GIVEN EXERCISE >>
What is the number of lines in the entries that include the word "name"? Respond with the number only.

Figure data in JSON:

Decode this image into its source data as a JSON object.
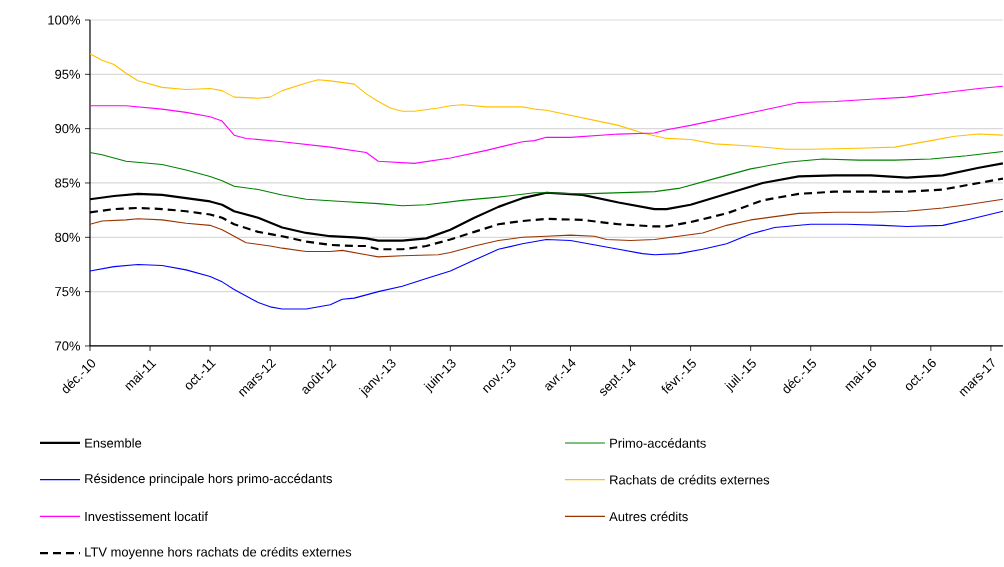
{
  "chart_data": {
    "type": "line",
    "xlim": [
      "2010-12",
      "2017-04"
    ],
    "ylim": [
      70,
      100
    ],
    "xticks": [
      {
        "value": "2010-12",
        "label": "déc.-10"
      },
      {
        "value": "2011-05",
        "label": "mai-11"
      },
      {
        "value": "2011-10",
        "label": "oct.-11"
      },
      {
        "value": "2012-03",
        "label": "mars-12"
      },
      {
        "value": "2012-08",
        "label": "août-12"
      },
      {
        "value": "2013-01",
        "label": "janv.-13"
      },
      {
        "value": "2013-06",
        "label": "juin-13"
      },
      {
        "value": "2013-11",
        "label": "nov.-13"
      },
      {
        "value": "2014-04",
        "label": "avr.-14"
      },
      {
        "value": "2014-09",
        "label": "sept.-14"
      },
      {
        "value": "2015-02",
        "label": "févr.-15"
      },
      {
        "value": "2015-07",
        "label": "juil.-15"
      },
      {
        "value": "2015-12",
        "label": "déc.-15"
      },
      {
        "value": "2016-05",
        "label": "mai-16"
      },
      {
        "value": "2016-10",
        "label": "oct.-16"
      },
      {
        "value": "2017-03",
        "label": "mars-17"
      }
    ],
    "yticks": [
      {
        "value": 70,
        "label": "70%"
      },
      {
        "value": 75,
        "label": "75%"
      },
      {
        "value": 80,
        "label": "80%"
      },
      {
        "value": 85,
        "label": "85%"
      },
      {
        "value": 90,
        "label": "90%"
      },
      {
        "value": 95,
        "label": "95%"
      },
      {
        "value": 100,
        "label": "100%"
      }
    ],
    "grid": "y",
    "legend": "bottom",
    "marker": "none",
    "series": [
      {
        "name": "Ensemble",
        "color": "#000000",
        "line_style": "solid",
        "x": [
          "2010-12",
          "2011-02",
          "2011-04",
          "2011-06",
          "2011-08",
          "2011-10",
          "2011-11",
          "2011-12",
          "2012-02",
          "2012-04",
          "2012-06",
          "2012-08",
          "2012-10",
          "2012-11",
          "2012-12",
          "2013-02",
          "2013-04",
          "2013-06",
          "2013-08",
          "2013-10",
          "2013-12",
          "2014-02",
          "2014-05",
          "2014-08",
          "2014-11",
          "2014-12",
          "2015-02",
          "2015-05",
          "2015-08",
          "2015-11",
          "2016-02",
          "2016-05",
          "2016-08",
          "2016-11",
          "2017-02",
          "2017-04"
        ],
        "values": [
          83.5,
          83.8,
          84.0,
          83.9,
          83.6,
          83.3,
          83.0,
          82.4,
          81.8,
          80.9,
          80.4,
          80.1,
          80.0,
          79.9,
          79.7,
          79.7,
          79.9,
          80.7,
          81.8,
          82.8,
          83.6,
          84.1,
          83.9,
          83.2,
          82.6,
          82.6,
          83.0,
          84.0,
          85.0,
          85.6,
          85.7,
          85.7,
          85.5,
          85.7,
          86.4,
          86.8
        ]
      },
      {
        "name": "Primo-accédants",
        "color": "#008000",
        "line_style": "solid",
        "x": [
          "2010-12",
          "2011-01",
          "2011-03",
          "2011-06",
          "2011-08",
          "2011-10",
          "2011-11",
          "2011-12",
          "2012-02",
          "2012-04",
          "2012-06",
          "2012-09",
          "2012-12",
          "2013-02",
          "2013-04",
          "2013-07",
          "2013-10",
          "2014-01",
          "2014-02",
          "2014-05",
          "2014-08",
          "2014-11",
          "2015-01",
          "2015-04",
          "2015-07",
          "2015-10",
          "2016-01",
          "2016-04",
          "2016-07",
          "2016-10",
          "2017-01",
          "2017-04"
        ],
        "values": [
          87.8,
          87.6,
          87.0,
          86.7,
          86.2,
          85.6,
          85.2,
          84.7,
          84.4,
          83.9,
          83.5,
          83.3,
          83.1,
          82.9,
          83.0,
          83.4,
          83.7,
          84.1,
          84.1,
          84.0,
          84.1,
          84.2,
          84.5,
          85.4,
          86.3,
          86.9,
          87.2,
          87.1,
          87.1,
          87.2,
          87.5,
          87.9
        ]
      },
      {
        "name": "Résidence principale hors primo-accédants",
        "color": "#0000ff",
        "line_style": "solid",
        "x": [
          "2010-12",
          "2011-02",
          "2011-04",
          "2011-06",
          "2011-08",
          "2011-10",
          "2011-11",
          "2011-12",
          "2012-02",
          "2012-03",
          "2012-04",
          "2012-06",
          "2012-08",
          "2012-09",
          "2012-10",
          "2012-12",
          "2013-02",
          "2013-04",
          "2013-06",
          "2013-08",
          "2013-10",
          "2013-12",
          "2014-02",
          "2014-04",
          "2014-06",
          "2014-08",
          "2014-10",
          "2014-11",
          "2015-01",
          "2015-03",
          "2015-05",
          "2015-07",
          "2015-09",
          "2015-12",
          "2016-03",
          "2016-06",
          "2016-08",
          "2016-11",
          "2017-01",
          "2017-04"
        ],
        "values": [
          76.9,
          77.3,
          77.5,
          77.4,
          77.0,
          76.4,
          75.9,
          75.2,
          74.0,
          73.6,
          73.4,
          73.4,
          73.8,
          74.3,
          74.4,
          75.0,
          75.5,
          76.2,
          76.9,
          77.9,
          78.9,
          79.4,
          79.8,
          79.7,
          79.3,
          78.9,
          78.5,
          78.4,
          78.5,
          78.9,
          79.4,
          80.3,
          80.9,
          81.2,
          81.2,
          81.1,
          81.0,
          81.1,
          81.6,
          82.4
        ]
      },
      {
        "name": "Rachats de crédits externes",
        "color": "#ffc000",
        "line_style": "solid",
        "x": [
          "2010-12",
          "2011-01",
          "2011-02",
          "2011-03",
          "2011-04",
          "2011-06",
          "2011-08",
          "2011-10",
          "2011-11",
          "2011-12",
          "2012-02",
          "2012-03",
          "2012-04",
          "2012-06",
          "2012-07",
          "2012-08",
          "2012-10",
          "2012-11",
          "2012-12",
          "2013-01",
          "2013-02",
          "2013-03",
          "2013-05",
          "2013-06",
          "2013-07",
          "2013-09",
          "2013-12",
          "2014-01",
          "2014-02",
          "2014-05",
          "2014-08",
          "2014-10",
          "2014-12",
          "2015-02",
          "2015-04",
          "2015-07",
          "2015-10",
          "2015-12",
          "2016-04",
          "2016-07",
          "2016-10",
          "2016-12",
          "2017-02",
          "2017-04"
        ],
        "values": [
          96.9,
          96.3,
          95.9,
          95.1,
          94.4,
          93.8,
          93.6,
          93.7,
          93.5,
          92.9,
          92.8,
          92.9,
          93.5,
          94.2,
          94.5,
          94.4,
          94.1,
          93.2,
          92.5,
          91.9,
          91.6,
          91.6,
          91.9,
          92.1,
          92.2,
          92.0,
          92.0,
          91.8,
          91.7,
          91.0,
          90.3,
          89.6,
          89.1,
          89.0,
          88.6,
          88.4,
          88.1,
          88.1,
          88.2,
          88.3,
          88.9,
          89.3,
          89.5,
          89.4
        ]
      },
      {
        "name": "Investissement locatif",
        "color": "#ff00ff",
        "line_style": "solid",
        "x": [
          "2010-12",
          "2011-03",
          "2011-06",
          "2011-08",
          "2011-10",
          "2011-11",
          "2011-12",
          "2012-01",
          "2012-04",
          "2012-08",
          "2012-11",
          "2012-12",
          "2013-03",
          "2013-06",
          "2013-09",
          "2013-12",
          "2014-01",
          "2014-02",
          "2014-04",
          "2014-08",
          "2014-11",
          "2014-12",
          "2015-02",
          "2015-05",
          "2015-08",
          "2015-11",
          "2016-02",
          "2016-05",
          "2016-08",
          "2016-11",
          "2017-02",
          "2017-04"
        ],
        "values": [
          92.1,
          92.1,
          91.8,
          91.5,
          91.1,
          90.7,
          89.4,
          89.1,
          88.8,
          88.3,
          87.8,
          87.0,
          86.8,
          87.3,
          88.0,
          88.8,
          88.9,
          89.2,
          89.2,
          89.5,
          89.6,
          89.9,
          90.3,
          91.0,
          91.7,
          92.4,
          92.5,
          92.7,
          92.9,
          93.3,
          93.7,
          93.9
        ]
      },
      {
        "name": "Autres crédits",
        "color": "#993300",
        "line_style": "solid",
        "x": [
          "2010-12",
          "2011-01",
          "2011-03",
          "2011-04",
          "2011-06",
          "2011-08",
          "2011-10",
          "2011-11",
          "2011-12",
          "2012-01",
          "2012-03",
          "2012-04",
          "2012-06",
          "2012-08",
          "2012-09",
          "2012-11",
          "2012-12",
          "2013-02",
          "2013-05",
          "2013-06",
          "2013-08",
          "2013-10",
          "2013-12",
          "2014-02",
          "2014-04",
          "2014-06",
          "2014-07",
          "2014-09",
          "2014-11",
          "2015-01",
          "2015-03",
          "2015-05",
          "2015-07",
          "2015-09",
          "2015-11",
          "2016-02",
          "2016-05",
          "2016-08",
          "2016-11",
          "2017-01",
          "2017-04"
        ],
        "values": [
          81.2,
          81.5,
          81.6,
          81.7,
          81.6,
          81.3,
          81.1,
          80.7,
          80.1,
          79.5,
          79.2,
          79.0,
          78.7,
          78.7,
          78.8,
          78.4,
          78.2,
          78.3,
          78.4,
          78.6,
          79.2,
          79.7,
          80.0,
          80.1,
          80.2,
          80.1,
          79.8,
          79.7,
          79.8,
          80.1,
          80.4,
          81.1,
          81.6,
          81.9,
          82.2,
          82.3,
          82.3,
          82.4,
          82.7,
          83.0,
          83.5
        ]
      },
      {
        "name": "LTV moyenne hors rachats de crédits externes",
        "color": "#000000",
        "line_style": "dashed",
        "x": [
          "2010-12",
          "2011-02",
          "2011-04",
          "2011-06",
          "2011-08",
          "2011-10",
          "2011-11",
          "2011-12",
          "2012-02",
          "2012-04",
          "2012-06",
          "2012-08",
          "2012-10",
          "2012-11",
          "2012-12",
          "2013-02",
          "2013-04",
          "2013-06",
          "2013-08",
          "2013-10",
          "2013-12",
          "2014-02",
          "2014-05",
          "2014-08",
          "2014-11",
          "2014-12",
          "2015-02",
          "2015-05",
          "2015-08",
          "2015-11",
          "2016-02",
          "2016-05",
          "2016-08",
          "2016-11",
          "2017-02",
          "2017-04"
        ],
        "values": [
          82.3,
          82.6,
          82.7,
          82.6,
          82.4,
          82.1,
          81.8,
          81.2,
          80.5,
          80.1,
          79.6,
          79.3,
          79.2,
          79.2,
          78.9,
          78.9,
          79.2,
          79.8,
          80.5,
          81.2,
          81.5,
          81.7,
          81.6,
          81.2,
          81.0,
          81.0,
          81.4,
          82.2,
          83.4,
          84.0,
          84.2,
          84.2,
          84.2,
          84.4,
          85.0,
          85.4
        ]
      }
    ]
  }
}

OUTPUT OF THE TASK >>
7